Exercise goal → Give the listing below again in full, exactly as written.

A run of records →
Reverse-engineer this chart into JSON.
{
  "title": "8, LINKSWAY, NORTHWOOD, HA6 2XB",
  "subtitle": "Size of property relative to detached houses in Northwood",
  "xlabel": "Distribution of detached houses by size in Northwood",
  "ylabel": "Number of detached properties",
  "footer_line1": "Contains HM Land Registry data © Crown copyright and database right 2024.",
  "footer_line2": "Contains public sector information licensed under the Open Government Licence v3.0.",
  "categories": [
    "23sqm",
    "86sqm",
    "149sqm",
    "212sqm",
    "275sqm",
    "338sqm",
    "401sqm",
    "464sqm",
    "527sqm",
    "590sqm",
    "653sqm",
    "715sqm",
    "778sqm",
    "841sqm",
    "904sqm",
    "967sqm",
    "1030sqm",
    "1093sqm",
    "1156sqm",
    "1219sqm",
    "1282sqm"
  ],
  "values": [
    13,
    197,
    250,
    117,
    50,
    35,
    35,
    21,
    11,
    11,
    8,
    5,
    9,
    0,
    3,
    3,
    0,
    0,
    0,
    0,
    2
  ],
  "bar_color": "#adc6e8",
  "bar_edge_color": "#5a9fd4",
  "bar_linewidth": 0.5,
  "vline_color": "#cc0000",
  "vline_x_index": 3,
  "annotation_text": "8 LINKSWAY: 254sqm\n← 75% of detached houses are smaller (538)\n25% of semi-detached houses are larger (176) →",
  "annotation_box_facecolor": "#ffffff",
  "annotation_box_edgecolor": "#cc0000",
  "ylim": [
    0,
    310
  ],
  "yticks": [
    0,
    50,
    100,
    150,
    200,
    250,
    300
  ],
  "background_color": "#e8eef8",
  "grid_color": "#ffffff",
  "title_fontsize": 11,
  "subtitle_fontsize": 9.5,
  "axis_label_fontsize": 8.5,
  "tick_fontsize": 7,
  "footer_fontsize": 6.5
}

Response to the task →
Reverse-engineer this chart into JSON.
{
  "title": "8, LINKSWAY, NORTHWOOD, HA6 2XB",
  "subtitle": "Size of property relative to detached houses in Northwood",
  "xlabel": "Distribution of detached houses by size in Northwood",
  "ylabel": "Number of detached properties",
  "footer_line1": "Contains HM Land Registry data © Crown copyright and database right 2024.",
  "footer_line2": "Contains public sector information licensed under the Open Government Licence v3.0.",
  "categories": [
    "23sqm",
    "86sqm",
    "149sqm",
    "212sqm",
    "275sqm",
    "338sqm",
    "401sqm",
    "464sqm",
    "527sqm",
    "590sqm",
    "653sqm",
    "715sqm",
    "778sqm",
    "841sqm",
    "904sqm",
    "967sqm",
    "1030sqm",
    "1093sqm",
    "1156sqm",
    "1219sqm",
    "1282sqm"
  ],
  "values": [
    13,
    197,
    250,
    117,
    50,
    35,
    35,
    21,
    11,
    11,
    8,
    5,
    9,
    0,
    3,
    3,
    0,
    0,
    0,
    0,
    2
  ],
  "bar_color": "#adc6e8",
  "bar_edge_color": "#5a9fd4",
  "bar_linewidth": 0.5,
  "vline_color": "#cc0000",
  "vline_x_index": 3,
  "annotation_text": "8 LINKSWAY: 254sqm\n← 75% of detached houses are smaller (538)\n25% of semi-detached houses are larger (176) →",
  "annotation_box_facecolor": "#ffffff",
  "annotation_box_edgecolor": "#cc0000",
  "ylim": [
    0,
    310
  ],
  "yticks": [
    0,
    50,
    100,
    150,
    200,
    250,
    300
  ],
  "background_color": "#e8eef8",
  "grid_color": "#ffffff",
  "title_fontsize": 11,
  "subtitle_fontsize": 9.5,
  "axis_label_fontsize": 8.5,
  "tick_fontsize": 7,
  "footer_fontsize": 6.5
}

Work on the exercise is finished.